[BEGIN Information supplied]

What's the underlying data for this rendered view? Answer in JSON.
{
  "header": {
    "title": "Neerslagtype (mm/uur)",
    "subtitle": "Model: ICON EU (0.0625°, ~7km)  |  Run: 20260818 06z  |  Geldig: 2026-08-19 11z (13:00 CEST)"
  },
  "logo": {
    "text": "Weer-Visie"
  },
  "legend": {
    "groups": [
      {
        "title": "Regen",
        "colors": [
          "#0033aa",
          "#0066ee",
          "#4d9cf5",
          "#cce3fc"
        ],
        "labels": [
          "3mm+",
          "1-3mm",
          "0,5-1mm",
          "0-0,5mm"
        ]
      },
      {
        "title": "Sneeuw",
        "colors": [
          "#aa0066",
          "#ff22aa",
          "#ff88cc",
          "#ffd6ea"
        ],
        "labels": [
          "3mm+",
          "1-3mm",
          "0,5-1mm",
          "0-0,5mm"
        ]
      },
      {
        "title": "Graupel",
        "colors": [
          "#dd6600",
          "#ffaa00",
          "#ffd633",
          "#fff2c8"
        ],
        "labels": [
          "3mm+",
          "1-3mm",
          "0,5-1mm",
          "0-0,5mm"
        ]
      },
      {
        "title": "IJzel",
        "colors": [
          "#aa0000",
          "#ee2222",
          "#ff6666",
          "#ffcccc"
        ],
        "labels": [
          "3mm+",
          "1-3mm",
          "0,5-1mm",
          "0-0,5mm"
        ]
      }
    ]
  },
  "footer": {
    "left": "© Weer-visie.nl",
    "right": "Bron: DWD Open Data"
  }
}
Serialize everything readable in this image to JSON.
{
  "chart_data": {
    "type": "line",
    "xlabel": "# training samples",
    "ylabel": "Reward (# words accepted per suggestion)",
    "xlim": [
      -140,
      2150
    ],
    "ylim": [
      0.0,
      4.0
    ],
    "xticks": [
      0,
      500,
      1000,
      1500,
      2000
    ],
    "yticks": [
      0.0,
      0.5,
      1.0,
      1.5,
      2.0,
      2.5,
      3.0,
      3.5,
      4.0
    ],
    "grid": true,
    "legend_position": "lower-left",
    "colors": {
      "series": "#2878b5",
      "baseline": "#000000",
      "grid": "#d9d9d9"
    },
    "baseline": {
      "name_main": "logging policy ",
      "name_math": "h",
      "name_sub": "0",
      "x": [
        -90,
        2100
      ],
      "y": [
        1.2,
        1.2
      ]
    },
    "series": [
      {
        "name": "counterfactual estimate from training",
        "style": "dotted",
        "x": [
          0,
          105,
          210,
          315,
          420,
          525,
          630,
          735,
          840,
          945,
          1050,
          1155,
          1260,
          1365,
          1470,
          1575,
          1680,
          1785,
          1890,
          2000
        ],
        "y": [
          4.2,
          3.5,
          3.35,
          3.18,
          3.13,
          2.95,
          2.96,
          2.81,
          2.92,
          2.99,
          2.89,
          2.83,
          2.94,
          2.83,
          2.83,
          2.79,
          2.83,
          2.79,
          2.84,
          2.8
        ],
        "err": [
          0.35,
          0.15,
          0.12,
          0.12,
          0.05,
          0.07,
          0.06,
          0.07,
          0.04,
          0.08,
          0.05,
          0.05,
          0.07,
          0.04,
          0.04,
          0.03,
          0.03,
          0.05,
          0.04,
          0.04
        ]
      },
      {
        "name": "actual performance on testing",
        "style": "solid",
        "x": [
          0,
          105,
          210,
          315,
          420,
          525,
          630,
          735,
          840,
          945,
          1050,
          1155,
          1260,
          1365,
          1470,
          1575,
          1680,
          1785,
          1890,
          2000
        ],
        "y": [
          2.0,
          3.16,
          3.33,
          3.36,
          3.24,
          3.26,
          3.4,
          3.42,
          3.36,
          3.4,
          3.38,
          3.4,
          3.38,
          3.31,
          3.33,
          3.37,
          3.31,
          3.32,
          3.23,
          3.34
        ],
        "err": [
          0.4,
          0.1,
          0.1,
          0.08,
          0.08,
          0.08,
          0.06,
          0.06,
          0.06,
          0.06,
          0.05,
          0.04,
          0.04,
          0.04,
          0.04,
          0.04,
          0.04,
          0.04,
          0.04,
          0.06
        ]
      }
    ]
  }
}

[END Information supplied]

Stated problem
Check each line of the records above for "left", and copy those that have it.

Full response
    "left": "© Weer-visie.nl",
    "legend_position": "lower-left",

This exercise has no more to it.